(TEXT BLOCK Opens)

Reference

Glossary of crypto P&L and tax terms.

The vocabulary that turns up in CoinTracker, Koinly, and TaxBit reports plus the on-chain terms you'll encounter in DeFi. Each entry is short and links to longer treatment where one exists.

Airdrop
Free tokens distributed to addresses meeting specified criteria. Generally taxable as ordinary income at fair market value when received. See the tax events page.
AMM
Automated Market Maker. A DEX algorithm that prices token swaps based on a constant-product or similar formula, rather than an order book. Uniswap is the canonical example.
Bridge
A protocol that moves tokens between blockchains. Charges a bridge fee, often 0.1–0.3 % on canonical bridges and substantially more on lesser bridges.
CBP
Certified Bitcoin Professional. The professional designation administered by the CryptoCurrency Certification Consortium (C4).
CEX
Centralised Exchange. Coinbase, Binance, Kraken. Holds custody of user funds in exchange for fiat on/off-ramps and trading services.
Cost basis
The price at which an asset was acquired, plus fees. The reference against which capital gains/losses are measured at sale. See the cost basis page.
DEX
Decentralised Exchange. Uniswap, Curve, dYdX. Trades execute against on-chain liquidity pools rather than a centralised order book.
FIFO
First In, First Out. The default cost-basis method in most jurisdictions: sales are matched against the oldest holdings.
Gas
The fee paid to validators/miners for processing an on-chain transaction. Denominated in the chain's native token. See the fees page.
Hard fork
A blockchain protocol upgrade that creates two distinct chains (e.g., BTC→BCH in 2017, ETH→ETC in 2016). Holders of the original token typically receive the equivalent amount on both chains.
HIFO
Highest In, First Out. A cost-basis method that matches sales against the most expensive lot still in inventory, minimising near-term reported gains.
Impermanent loss (IL)
The opportunity cost of providing liquidity to an AMM vs. holding the underlying tokens. Becomes “permanent” only at LP exit.
L2 (Layer 2)
A blockchain that derives security from a base-layer chain (typically Ethereum) while processing transactions more cheaply. Arbitrum, Optimism, Base.

(TEXT BLOCK Closes)
(DATA SECTION Opens)

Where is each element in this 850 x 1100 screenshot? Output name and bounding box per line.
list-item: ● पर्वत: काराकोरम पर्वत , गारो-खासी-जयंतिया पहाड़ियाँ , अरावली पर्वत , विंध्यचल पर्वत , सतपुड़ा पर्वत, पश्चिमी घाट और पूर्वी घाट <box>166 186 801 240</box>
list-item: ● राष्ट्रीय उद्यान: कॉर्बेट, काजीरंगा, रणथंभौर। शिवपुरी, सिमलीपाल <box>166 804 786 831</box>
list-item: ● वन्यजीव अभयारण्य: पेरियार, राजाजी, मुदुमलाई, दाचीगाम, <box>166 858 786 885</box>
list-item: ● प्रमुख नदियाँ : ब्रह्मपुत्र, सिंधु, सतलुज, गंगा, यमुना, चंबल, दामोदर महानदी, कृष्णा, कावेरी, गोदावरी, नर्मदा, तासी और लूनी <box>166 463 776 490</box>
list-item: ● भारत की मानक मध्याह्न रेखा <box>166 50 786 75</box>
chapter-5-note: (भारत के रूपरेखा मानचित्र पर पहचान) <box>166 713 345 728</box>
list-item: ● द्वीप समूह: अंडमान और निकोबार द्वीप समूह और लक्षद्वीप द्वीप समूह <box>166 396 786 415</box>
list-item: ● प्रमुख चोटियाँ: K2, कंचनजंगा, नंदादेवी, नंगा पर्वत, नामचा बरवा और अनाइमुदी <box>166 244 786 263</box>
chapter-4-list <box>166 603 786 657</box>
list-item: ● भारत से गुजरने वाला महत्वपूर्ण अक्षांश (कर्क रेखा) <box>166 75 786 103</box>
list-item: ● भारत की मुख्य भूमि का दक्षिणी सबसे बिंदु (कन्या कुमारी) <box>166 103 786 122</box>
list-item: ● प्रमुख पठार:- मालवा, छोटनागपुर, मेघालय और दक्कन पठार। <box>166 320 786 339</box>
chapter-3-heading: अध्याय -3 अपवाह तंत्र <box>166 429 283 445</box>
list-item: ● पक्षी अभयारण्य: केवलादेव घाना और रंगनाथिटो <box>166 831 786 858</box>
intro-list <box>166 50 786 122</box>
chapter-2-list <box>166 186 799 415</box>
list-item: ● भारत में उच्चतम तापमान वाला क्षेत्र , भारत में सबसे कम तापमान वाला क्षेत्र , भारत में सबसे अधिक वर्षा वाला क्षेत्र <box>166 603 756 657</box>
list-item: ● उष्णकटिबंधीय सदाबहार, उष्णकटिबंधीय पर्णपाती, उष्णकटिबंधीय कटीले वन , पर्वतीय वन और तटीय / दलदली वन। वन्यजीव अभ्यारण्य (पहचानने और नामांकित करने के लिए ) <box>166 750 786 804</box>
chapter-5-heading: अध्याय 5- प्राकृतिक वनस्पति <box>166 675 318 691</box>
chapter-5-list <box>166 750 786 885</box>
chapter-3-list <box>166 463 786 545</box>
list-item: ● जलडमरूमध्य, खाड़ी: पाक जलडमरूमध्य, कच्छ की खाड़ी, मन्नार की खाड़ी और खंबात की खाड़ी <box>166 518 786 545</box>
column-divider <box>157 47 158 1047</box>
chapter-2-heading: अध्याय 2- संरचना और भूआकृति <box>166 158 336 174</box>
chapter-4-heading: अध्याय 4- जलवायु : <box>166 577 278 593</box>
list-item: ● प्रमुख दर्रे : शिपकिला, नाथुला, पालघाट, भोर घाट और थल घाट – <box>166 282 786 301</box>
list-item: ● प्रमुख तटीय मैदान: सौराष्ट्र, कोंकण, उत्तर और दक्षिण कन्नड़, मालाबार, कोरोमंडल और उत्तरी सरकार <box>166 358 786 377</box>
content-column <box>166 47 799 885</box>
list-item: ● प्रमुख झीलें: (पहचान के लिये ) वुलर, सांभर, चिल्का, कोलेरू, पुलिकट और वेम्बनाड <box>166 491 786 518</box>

(DATA SECTION Closes)

### WHAT IS EXPECTED
Write out the crypto glossary word for word, everything from "The vocabulary that" down to "on lesser bridges.".

### YOUR SOLUTION
The vocabulary that turns up in CoinTracker, Koinly, and TaxBit reports plus the on-chain terms you'll encounter in DeFi. Each entry is short and links to longer treatment where one exists.

Airdrop
Free tokens distributed to addresses meeting specified criteria. Generally taxable as ordinary income at fair market value when received. See the tax events page.
AMM
Automated Market Maker. A DEX algorithm that prices token swaps based on a constant-product or similar formula, rather than an order book. Uniswap is the canonical example.
Bridge
A protocol that moves tokens between blockchains. Charges a bridge fee, often 0.1–0.3 % on canonical bridges and substantially more on lesser bridges.